_Material shown_

━━━━━━━━━━

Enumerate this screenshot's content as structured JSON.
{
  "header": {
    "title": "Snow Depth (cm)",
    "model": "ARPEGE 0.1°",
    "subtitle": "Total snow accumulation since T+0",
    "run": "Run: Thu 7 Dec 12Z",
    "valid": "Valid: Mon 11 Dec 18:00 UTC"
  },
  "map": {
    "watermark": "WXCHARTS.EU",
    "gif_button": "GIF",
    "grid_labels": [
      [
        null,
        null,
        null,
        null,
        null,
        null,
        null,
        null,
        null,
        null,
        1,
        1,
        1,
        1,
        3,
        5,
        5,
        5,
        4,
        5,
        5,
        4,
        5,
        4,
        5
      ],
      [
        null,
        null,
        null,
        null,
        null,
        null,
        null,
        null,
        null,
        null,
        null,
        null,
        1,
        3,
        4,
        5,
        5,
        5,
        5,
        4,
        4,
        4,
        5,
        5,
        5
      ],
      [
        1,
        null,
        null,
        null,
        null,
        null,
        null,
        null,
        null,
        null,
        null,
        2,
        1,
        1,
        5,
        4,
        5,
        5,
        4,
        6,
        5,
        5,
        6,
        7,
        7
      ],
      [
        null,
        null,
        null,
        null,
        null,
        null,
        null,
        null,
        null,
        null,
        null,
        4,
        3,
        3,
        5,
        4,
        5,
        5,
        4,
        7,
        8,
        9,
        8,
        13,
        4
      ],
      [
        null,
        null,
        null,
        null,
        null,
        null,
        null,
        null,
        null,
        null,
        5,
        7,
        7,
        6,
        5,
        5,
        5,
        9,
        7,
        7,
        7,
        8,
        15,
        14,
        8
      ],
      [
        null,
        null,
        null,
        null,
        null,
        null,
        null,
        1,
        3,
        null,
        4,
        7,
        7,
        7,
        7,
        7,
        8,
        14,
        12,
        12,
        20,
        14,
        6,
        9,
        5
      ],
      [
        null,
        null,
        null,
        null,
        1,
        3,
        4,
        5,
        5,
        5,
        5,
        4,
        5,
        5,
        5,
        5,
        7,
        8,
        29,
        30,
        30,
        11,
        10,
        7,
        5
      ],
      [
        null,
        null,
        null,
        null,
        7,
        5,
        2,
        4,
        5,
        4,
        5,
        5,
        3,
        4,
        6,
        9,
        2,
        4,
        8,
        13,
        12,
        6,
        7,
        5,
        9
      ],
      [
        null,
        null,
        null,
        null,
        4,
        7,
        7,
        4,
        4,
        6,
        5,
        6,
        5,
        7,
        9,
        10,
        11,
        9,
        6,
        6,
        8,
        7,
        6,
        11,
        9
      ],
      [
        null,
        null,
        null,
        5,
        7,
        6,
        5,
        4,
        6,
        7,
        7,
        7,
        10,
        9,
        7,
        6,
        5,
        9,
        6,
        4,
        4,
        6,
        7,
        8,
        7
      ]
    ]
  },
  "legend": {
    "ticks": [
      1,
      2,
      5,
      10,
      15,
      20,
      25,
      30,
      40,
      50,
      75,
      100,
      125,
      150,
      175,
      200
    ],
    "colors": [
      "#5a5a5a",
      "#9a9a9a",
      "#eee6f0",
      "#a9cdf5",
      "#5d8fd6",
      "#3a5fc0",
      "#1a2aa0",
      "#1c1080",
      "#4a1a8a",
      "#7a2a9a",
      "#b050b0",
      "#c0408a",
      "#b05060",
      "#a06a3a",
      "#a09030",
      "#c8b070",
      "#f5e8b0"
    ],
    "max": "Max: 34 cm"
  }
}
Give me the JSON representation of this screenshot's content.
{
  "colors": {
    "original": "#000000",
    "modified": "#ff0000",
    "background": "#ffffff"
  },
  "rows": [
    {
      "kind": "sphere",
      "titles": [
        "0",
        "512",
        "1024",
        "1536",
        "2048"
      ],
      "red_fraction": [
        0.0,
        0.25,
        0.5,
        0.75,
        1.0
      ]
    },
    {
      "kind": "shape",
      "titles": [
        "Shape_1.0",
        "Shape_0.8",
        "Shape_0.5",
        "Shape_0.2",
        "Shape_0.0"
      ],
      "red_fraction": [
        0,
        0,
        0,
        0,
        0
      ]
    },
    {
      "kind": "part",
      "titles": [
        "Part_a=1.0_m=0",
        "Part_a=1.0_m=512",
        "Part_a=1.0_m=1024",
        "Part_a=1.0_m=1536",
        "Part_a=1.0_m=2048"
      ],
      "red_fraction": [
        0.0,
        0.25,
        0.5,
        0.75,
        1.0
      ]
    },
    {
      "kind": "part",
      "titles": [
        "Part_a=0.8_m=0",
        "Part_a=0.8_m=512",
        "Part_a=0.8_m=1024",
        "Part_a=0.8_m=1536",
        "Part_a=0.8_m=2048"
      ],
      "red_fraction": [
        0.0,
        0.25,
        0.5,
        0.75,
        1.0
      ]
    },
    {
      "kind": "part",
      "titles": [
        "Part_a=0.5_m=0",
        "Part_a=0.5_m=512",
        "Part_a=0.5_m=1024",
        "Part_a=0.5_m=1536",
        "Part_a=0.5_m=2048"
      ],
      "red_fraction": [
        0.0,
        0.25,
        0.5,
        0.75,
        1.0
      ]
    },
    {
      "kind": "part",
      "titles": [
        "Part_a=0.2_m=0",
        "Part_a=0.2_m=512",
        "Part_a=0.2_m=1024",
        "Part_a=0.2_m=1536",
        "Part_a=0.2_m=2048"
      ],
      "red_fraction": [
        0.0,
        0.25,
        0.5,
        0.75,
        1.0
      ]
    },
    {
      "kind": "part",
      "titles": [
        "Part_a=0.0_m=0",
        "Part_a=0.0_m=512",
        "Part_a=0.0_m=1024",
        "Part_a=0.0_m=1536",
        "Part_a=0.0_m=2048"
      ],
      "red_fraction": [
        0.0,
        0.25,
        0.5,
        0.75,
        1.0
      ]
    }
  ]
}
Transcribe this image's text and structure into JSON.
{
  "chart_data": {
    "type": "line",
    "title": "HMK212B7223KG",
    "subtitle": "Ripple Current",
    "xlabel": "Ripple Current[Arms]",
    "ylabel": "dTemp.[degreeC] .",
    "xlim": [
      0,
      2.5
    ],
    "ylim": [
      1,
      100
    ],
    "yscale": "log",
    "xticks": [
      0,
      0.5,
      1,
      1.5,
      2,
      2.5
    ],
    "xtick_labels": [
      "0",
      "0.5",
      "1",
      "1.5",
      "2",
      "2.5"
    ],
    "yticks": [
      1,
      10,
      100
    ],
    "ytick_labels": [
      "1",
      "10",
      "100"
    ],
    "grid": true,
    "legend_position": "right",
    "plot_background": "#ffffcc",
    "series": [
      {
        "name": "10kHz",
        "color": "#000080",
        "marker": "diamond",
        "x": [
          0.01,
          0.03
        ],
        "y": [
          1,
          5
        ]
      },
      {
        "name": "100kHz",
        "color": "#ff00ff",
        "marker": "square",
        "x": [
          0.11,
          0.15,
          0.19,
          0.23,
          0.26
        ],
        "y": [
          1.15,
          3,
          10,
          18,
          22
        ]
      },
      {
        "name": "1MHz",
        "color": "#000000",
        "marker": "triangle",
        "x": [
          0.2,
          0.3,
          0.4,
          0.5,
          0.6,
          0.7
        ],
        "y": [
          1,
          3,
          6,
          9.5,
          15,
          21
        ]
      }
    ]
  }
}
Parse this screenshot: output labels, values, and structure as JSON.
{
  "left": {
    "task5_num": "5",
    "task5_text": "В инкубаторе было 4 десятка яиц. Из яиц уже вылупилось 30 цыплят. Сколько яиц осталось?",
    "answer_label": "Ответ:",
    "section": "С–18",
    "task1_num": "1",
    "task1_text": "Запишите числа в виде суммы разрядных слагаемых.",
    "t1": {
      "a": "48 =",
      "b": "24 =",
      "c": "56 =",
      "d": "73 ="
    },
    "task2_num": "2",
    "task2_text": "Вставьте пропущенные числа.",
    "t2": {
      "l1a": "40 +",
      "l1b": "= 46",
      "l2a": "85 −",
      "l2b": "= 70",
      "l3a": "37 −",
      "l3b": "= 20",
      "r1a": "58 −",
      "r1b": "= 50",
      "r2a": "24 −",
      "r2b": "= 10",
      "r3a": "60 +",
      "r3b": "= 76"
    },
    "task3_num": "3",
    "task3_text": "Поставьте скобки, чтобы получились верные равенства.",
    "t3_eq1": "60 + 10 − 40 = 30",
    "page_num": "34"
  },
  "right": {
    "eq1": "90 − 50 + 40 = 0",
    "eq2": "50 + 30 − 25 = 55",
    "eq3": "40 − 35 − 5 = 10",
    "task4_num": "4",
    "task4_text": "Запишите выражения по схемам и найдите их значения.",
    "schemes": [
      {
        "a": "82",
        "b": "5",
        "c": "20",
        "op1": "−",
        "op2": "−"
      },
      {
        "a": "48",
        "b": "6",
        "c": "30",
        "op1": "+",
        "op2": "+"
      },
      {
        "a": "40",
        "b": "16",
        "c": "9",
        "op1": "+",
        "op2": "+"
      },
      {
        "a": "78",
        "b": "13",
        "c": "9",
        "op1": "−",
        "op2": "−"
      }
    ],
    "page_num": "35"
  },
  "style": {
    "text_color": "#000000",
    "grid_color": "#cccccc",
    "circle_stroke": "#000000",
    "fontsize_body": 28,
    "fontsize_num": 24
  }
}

━━━━━━━━━━

_Task requirements_
Repeat exactly, and only, the lines of the records above, starting with the line that contains "Parse this screenshot: output" and ending with the final line, both included.

_Written reply_
Parse this screenshot: output labels, values, and structure as JSON.
{
  "left": {
    "task5_num": "5",
    "task5_text": "В инкубаторе было 4 десятка яиц. Из яиц уже вылупилось 30 цыплят. Сколько яиц осталось?",
    "answer_label": "Ответ:",
    "section": "С–18",
    "task1_num": "1",
    "task1_text": "Запишите числа в виде суммы разрядных слагаемых.",
    "t1": {
      "a": "48 =",
      "b": "24 =",
      "c": "56 =",
      "d": "73 ="
    },
    "task2_num": "2",
    "task2_text": "Вставьте пропущенные числа.",
    "t2": {
      "l1a": "40 +",
      "l1b": "= 46",
      "l2a": "85 −",
      "l2b": "= 70",
      "l3a": "37 −",
      "l3b": "= 20",
      "r1a": "58 −",
      "r1b": "= 50",
      "r2a": "24 −",
      "r2b": "= 10",
      "r3a": "60 +",
      "r3b": "= 76"
    },
    "task3_num": "3",
    "task3_text": "Поставьте скобки, чтобы получились верные равенства.",
    "t3_eq1": "60 + 10 − 40 = 30",
    "page_num": "34"
  },
  "right": {
    "eq1": "90 − 50 + 40 = 0",
    "eq2": "50 + 30 − 25 = 55",
    "eq3": "40 − 35 − 5 = 10",
    "task4_num": "4",
    "task4_text": "Запишите выражения по схемам и найдите их значения.",
    "schemes": [
      {
        "a": "82",
        "b": "5",
        "c": "20",
        "op1": "−",
        "op2": "−"
      },
      {
        "a": "48",
        "b": "6",
        "c": "30",
        "op1": "+",
        "op2": "+"
      },
      {
        "a": "40",
        "b": "16",
        "c": "9",
        "op1": "+",
        "op2": "+"
      },
      {
        "a": "78",
        "b": "13",
        "c": "9",
        "op1": "−",
        "op2": "−"
      }
    ],
    "page_num": "35"
  },
  "style": {
    "text_color": "#000000",
    "grid_color": "#cccccc",
    "circle_stroke": "#000000",
    "fontsize_body": 28,
    "fontsize_num": 24
  }
}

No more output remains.